— SET TASK —
Say how many lines contain the string "luận". Give no other output.

==== RECORD LIST ====

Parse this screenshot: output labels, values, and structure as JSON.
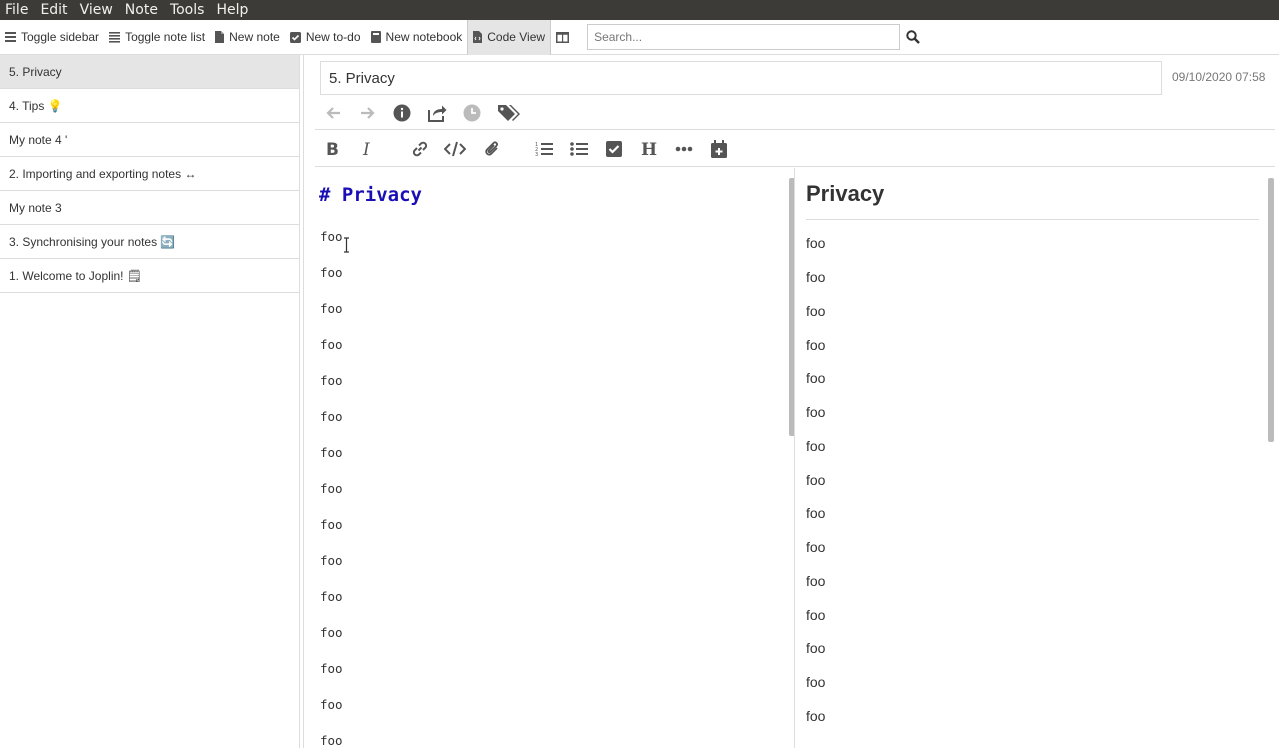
{
  "menubar": {
    "items": [
      "File",
      "Edit",
      "View",
      "Note",
      "Tools",
      "Help"
    ]
  },
  "toolbar": {
    "toggle_sidebar": "Toggle sidebar",
    "toggle_note_list": "Toggle note list",
    "new_note": "New note",
    "new_todo": "New to-do",
    "new_notebook": "New notebook",
    "code_view": "Code View",
    "search_placeholder": "Search..."
  },
  "note_list": {
    "items": [
      {
        "title": "5. Privacy",
        "selected": true
      },
      {
        "title": "4. Tips 💡"
      },
      {
        "title": "My note 4 '"
      },
      {
        "title": "2. Importing and exporting notes ↔"
      },
      {
        "title": "My note 3"
      },
      {
        "title": "3. Synchronising your notes 🔄"
      },
      {
        "title": "1. Welcome to Joplin! 🗒"
      }
    ]
  },
  "note": {
    "title": "5. Privacy",
    "date": "09/10/2020 07:58"
  },
  "editor": {
    "heading": "# Privacy",
    "lines": [
      "foo",
      "foo",
      "foo",
      "foo",
      "foo",
      "foo",
      "foo",
      "foo",
      "foo",
      "foo",
      "foo",
      "foo",
      "foo",
      "foo",
      "foo"
    ]
  },
  "preview": {
    "heading": "Privacy",
    "lines": [
      "foo",
      "foo",
      "foo",
      "foo",
      "foo",
      "foo",
      "foo",
      "foo",
      "foo",
      "foo",
      "foo",
      "foo",
      "foo",
      "foo",
      "foo"
    ]
  }
}
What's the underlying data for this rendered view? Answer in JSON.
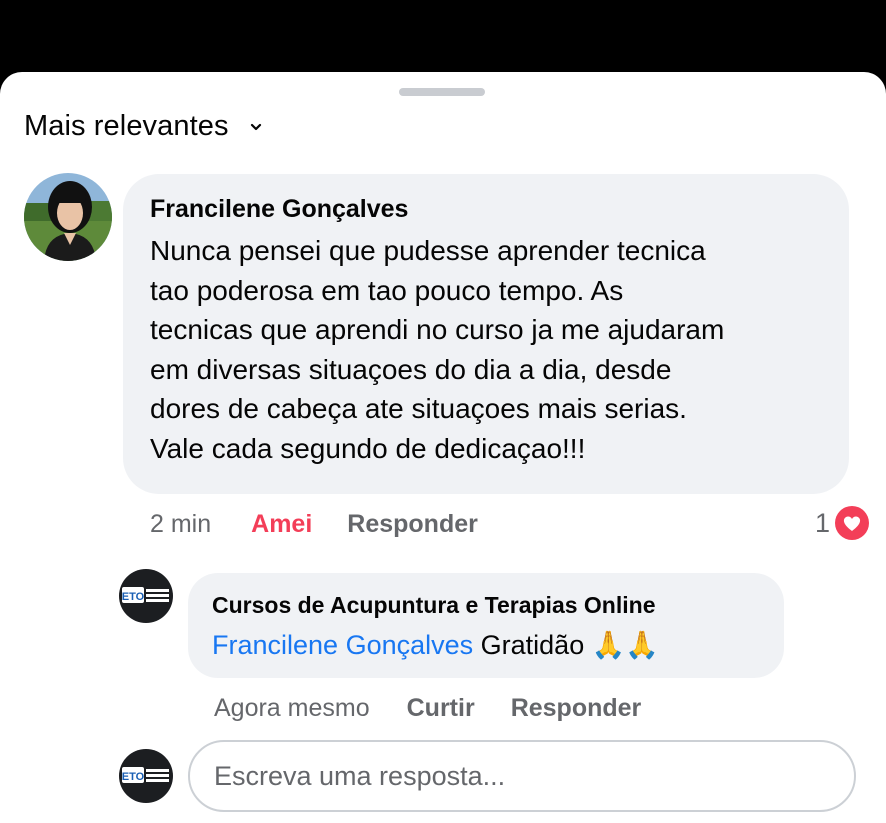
{
  "sort": {
    "label": "Mais relevantes"
  },
  "comment": {
    "author": "Francilene Gonçalves",
    "lines": [
      "Nunca pensei que pudesse aprender tecnica",
      "tao poderosa em tao pouco tempo. As",
      "tecnicas que aprendi no curso ja me ajudaram",
      "em diversas situaçoes do dia a dia, desde",
      "dores de cabeça ate situaçoes mais serias.",
      "Vale cada segundo de dedicaçao!!!"
    ],
    "time": "2 min",
    "reaction_label": "Amei",
    "reply_label": "Responder",
    "reaction_count": "1",
    "reaction_icon": "heart-icon",
    "reaction_color": "#f33e58"
  },
  "reply": {
    "author": "Cursos de Acupuntura e Terapias Online",
    "mention": "Francilene Gonçalves",
    "text": "Gratidão",
    "emoji": "🙏🙏",
    "time": "Agora mesmo",
    "like_label": "Curtir",
    "reply_label": "Responder",
    "logo_text": "ETO"
  },
  "composer": {
    "placeholder": "Escreva uma resposta..."
  },
  "colors": {
    "mention": "#1877f2",
    "love": "#f33e58",
    "muted": "#65676b",
    "bubble": "#f0f2f5"
  }
}
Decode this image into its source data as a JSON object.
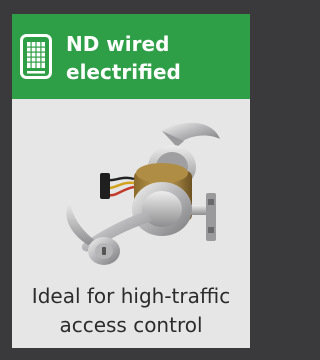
{
  "card": {
    "title": "ND wired\nelectrified",
    "caption": "Ideal for high-traffic access control",
    "icon": "keypad-icon",
    "image": "electrified-lever-lock",
    "colors": {
      "frame": "#3a3a3c",
      "header": "#2f9f47",
      "panel": "#e6e6e7"
    }
  }
}
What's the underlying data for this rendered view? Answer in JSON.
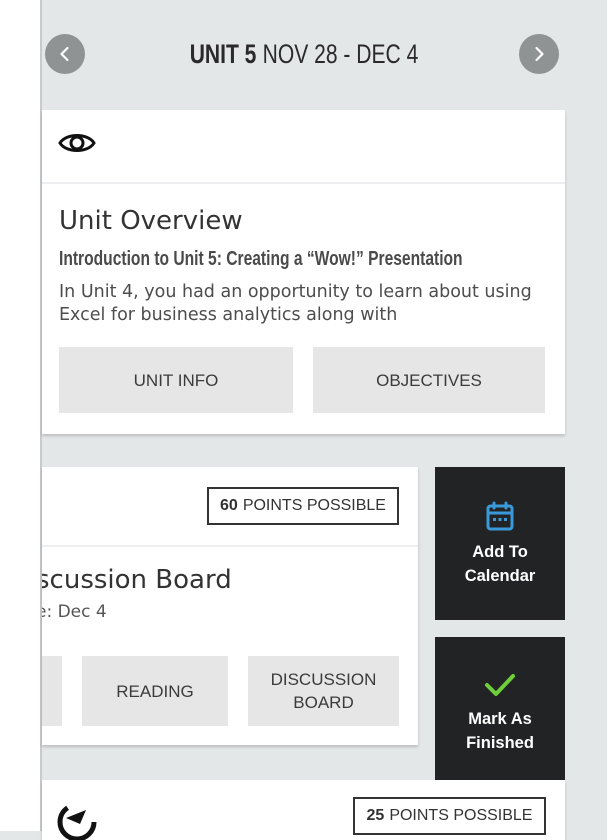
{
  "header": {
    "unit_label": "UNIT 5",
    "date_range": "NOV 28 - DEC 4",
    "prev_icon": "chevron-left-icon",
    "next_icon": "chevron-right-icon"
  },
  "overview": {
    "icon": "eye-icon",
    "title": "Unit Overview",
    "subtitle": "Introduction to Unit 5:  Creating a “Wow!” Presentation",
    "text": "In Unit 4, you had an opportunity to learn about using Excel for business analytics along with",
    "buttons": {
      "unit_info": "UNIT INFO",
      "objectives": "OBJECTIVES"
    }
  },
  "discussion": {
    "points": "60",
    "points_label": "POINTS POSSIBLE",
    "title": "scussion Board",
    "due": "e: Dec 4",
    "buttons": {
      "reading": "READING",
      "discussion_board": "DISCUSSION BOARD"
    }
  },
  "actions": {
    "add_to_calendar": "Add To Calendar",
    "mark_as_finished": "Mark As Finished",
    "calendar_icon_color": "#3a9ad9",
    "check_icon_color": "#6fcf3a"
  },
  "next_item": {
    "points": "25",
    "points_label": "POINTS POSSIBLE",
    "icon": "activity-icon"
  }
}
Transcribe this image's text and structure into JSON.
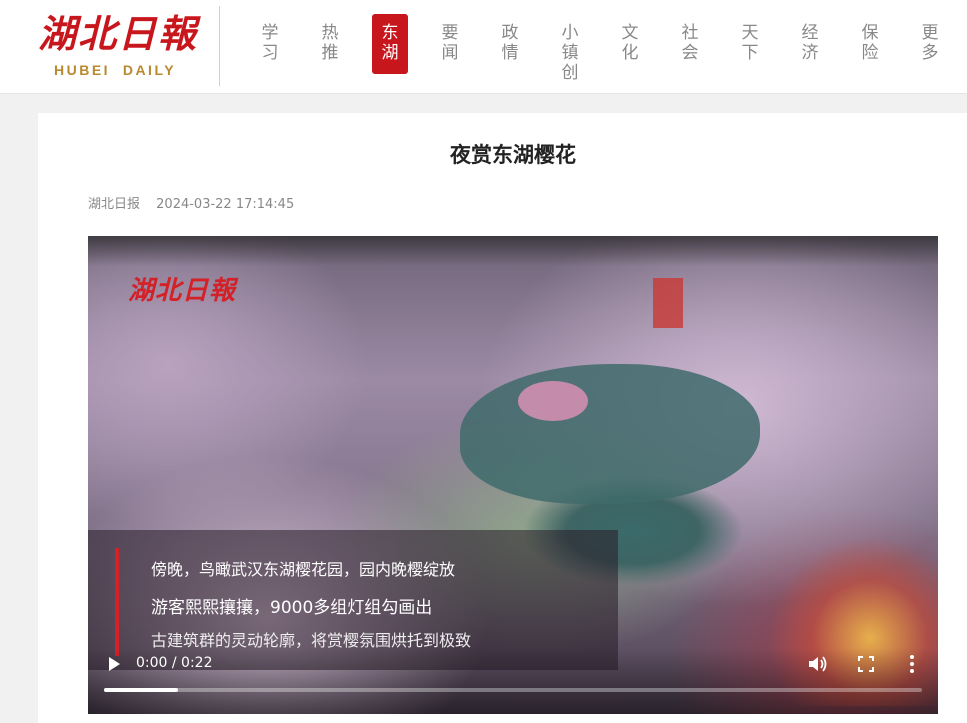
{
  "header": {
    "logo_cn": "湖北日報",
    "logo_en": "HUBEI  DAILY",
    "nav": [
      {
        "label": "学习",
        "active": false
      },
      {
        "label": "热推",
        "active": false
      },
      {
        "label": "东湖",
        "active": true
      },
      {
        "label": "要闻",
        "active": false
      },
      {
        "label": "政情",
        "active": false
      },
      {
        "label": "小镇创",
        "active": false
      },
      {
        "label": "文化",
        "active": false
      },
      {
        "label": "社会",
        "active": false
      },
      {
        "label": "天下",
        "active": false
      },
      {
        "label": "经济",
        "active": false
      },
      {
        "label": "保险",
        "active": false
      },
      {
        "label": "更多",
        "active": false
      }
    ]
  },
  "article": {
    "title": "夜赏东湖樱花",
    "source": "湖北日报",
    "datetime": "2024-03-22 17:14:45"
  },
  "video": {
    "watermark": "湖北日報",
    "subtitles": [
      "傍晚，鸟瞰武汉东湖樱花园，园内晚樱绽放",
      "游客熙熙攘攘，9000多组灯组勾画出",
      "古建筑群的灵动轮廓，将赏樱氛围烘托到极致"
    ],
    "time_display": "0:00 / 0:22",
    "progress_fraction": 0.09,
    "icons": [
      "play-icon",
      "volume-icon",
      "fullscreen-icon",
      "more-options-icon"
    ]
  },
  "colors": {
    "brand_red": "#c8161d",
    "brand_gold": "#b8892e",
    "nav_text": "#888888"
  }
}
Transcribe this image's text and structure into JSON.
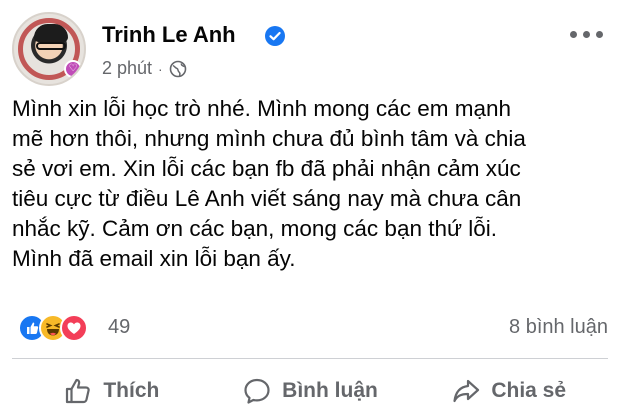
{
  "post": {
    "author": "Trinh Le Anh",
    "verified": true,
    "timestamp": "2 phút",
    "separator": "·",
    "audience_icon": "globe-icon",
    "message_lines": [
      "Mình xin lỗi học trò nhé. Mình mong các em mạnh",
      "mẽ hơn thôi, nhưng mình chưa đủ bình tâm và chia",
      "sẻ vơi em. Xin lỗi các bạn fb đã phải nhận cảm xúc",
      "tiêu cực từ điều Lê Anh viết sáng nay mà chưa cân",
      "nhắc kỹ. Cảm ơn các bạn, mong các bạn thứ lỗi.",
      "Mình đã email xin lỗi bạn ấy."
    ]
  },
  "stats": {
    "reaction_icons": [
      "like-icon",
      "haha-icon",
      "love-icon"
    ],
    "reaction_count": "49",
    "comments": "8 bình luận"
  },
  "actions": {
    "like": "Thích",
    "comment": "Bình luận",
    "share": "Chia sẻ"
  },
  "colors": {
    "text": "#050505",
    "secondary": "#65676b",
    "verified_blue": "#1877f2",
    "like_blue": "#1877f2",
    "haha_yellow": "#f7b928",
    "love_red": "#f33e58",
    "divider": "#ced0d4"
  }
}
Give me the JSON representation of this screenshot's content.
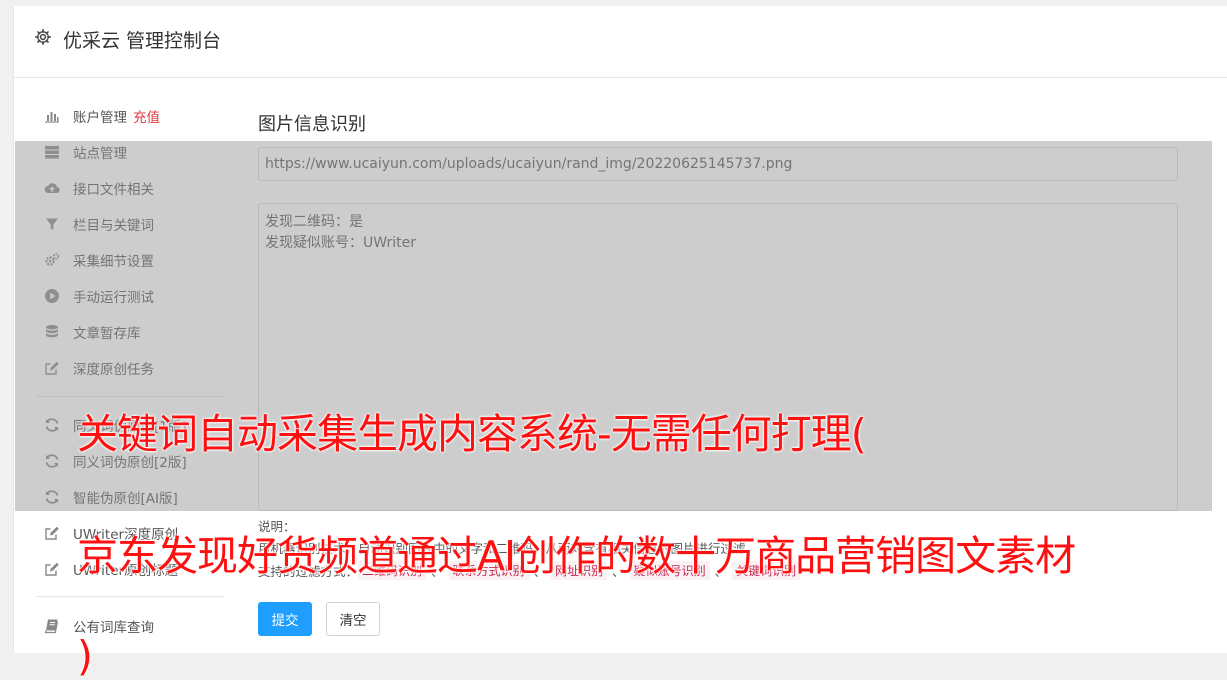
{
  "header": {
    "title": "优采云 管理控制台",
    "icon": "gear-icon"
  },
  "sidebar": {
    "items": [
      {
        "label": "账户管理",
        "extra": "充值",
        "icon": "bar-chart-icon"
      },
      {
        "label": "站点管理",
        "icon": "server-icon"
      },
      {
        "label": "接口文件相关",
        "icon": "cloud-upload-icon"
      },
      {
        "label": "栏目与关键词",
        "icon": "filter-icon"
      },
      {
        "label": "采集细节设置",
        "icon": "cogs-icon"
      },
      {
        "label": "手动运行测试",
        "icon": "play-circle-icon"
      },
      {
        "label": "文章暂存库",
        "icon": "database-icon"
      },
      {
        "label": "深度原创任务",
        "icon": "edit-icon"
      },
      {
        "label": "同义词伪原创[1版]",
        "icon": "refresh-icon"
      },
      {
        "label": "同义词伪原创[2版]",
        "icon": "refresh-icon"
      },
      {
        "label": "智能伪原创[AI版]",
        "icon": "refresh-icon"
      },
      {
        "label": "UWriter深度原创",
        "icon": "edit-icon"
      },
      {
        "label": "UWriter原创标题",
        "icon": "edit-icon"
      },
      {
        "label": "公有词库查询",
        "icon": "book-icon"
      }
    ]
  },
  "main": {
    "page_title": "图片信息识别",
    "url_value": "https://www.ucaiyun.com/uploads/ucaiyun/rand_img/20220625145737.png",
    "result_lines": [
      "发现二维码：是",
      "发现疑似账号：UWriter"
    ],
    "note_label": "说明：",
    "note_text": "用机器识别技术，自动识别图片中的文字和二维码，从而对含有相关信息的图片进行过滤。",
    "filter_label": "支持的过滤方式：",
    "filters": [
      "二维码识别",
      "联系方式识别",
      "网址识别",
      "疑似账号识别",
      "关键词识别"
    ],
    "filter_sep": "、",
    "submit_label": "提交",
    "clear_label": "清空"
  },
  "overlay_text": {
    "line1": "关键词自动采集生成内容系统-无需任何打理(",
    "line2": "京东发现好货频道通过AI创作的数十万商品营销图文素材",
    "line3": ")"
  },
  "colors": {
    "primary_button": "#1e9fff",
    "recharge": "#e4393c",
    "caption": "#ff1010",
    "tag_text": "#c7254e"
  }
}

====

— OUTPUT OF THE TASK —
2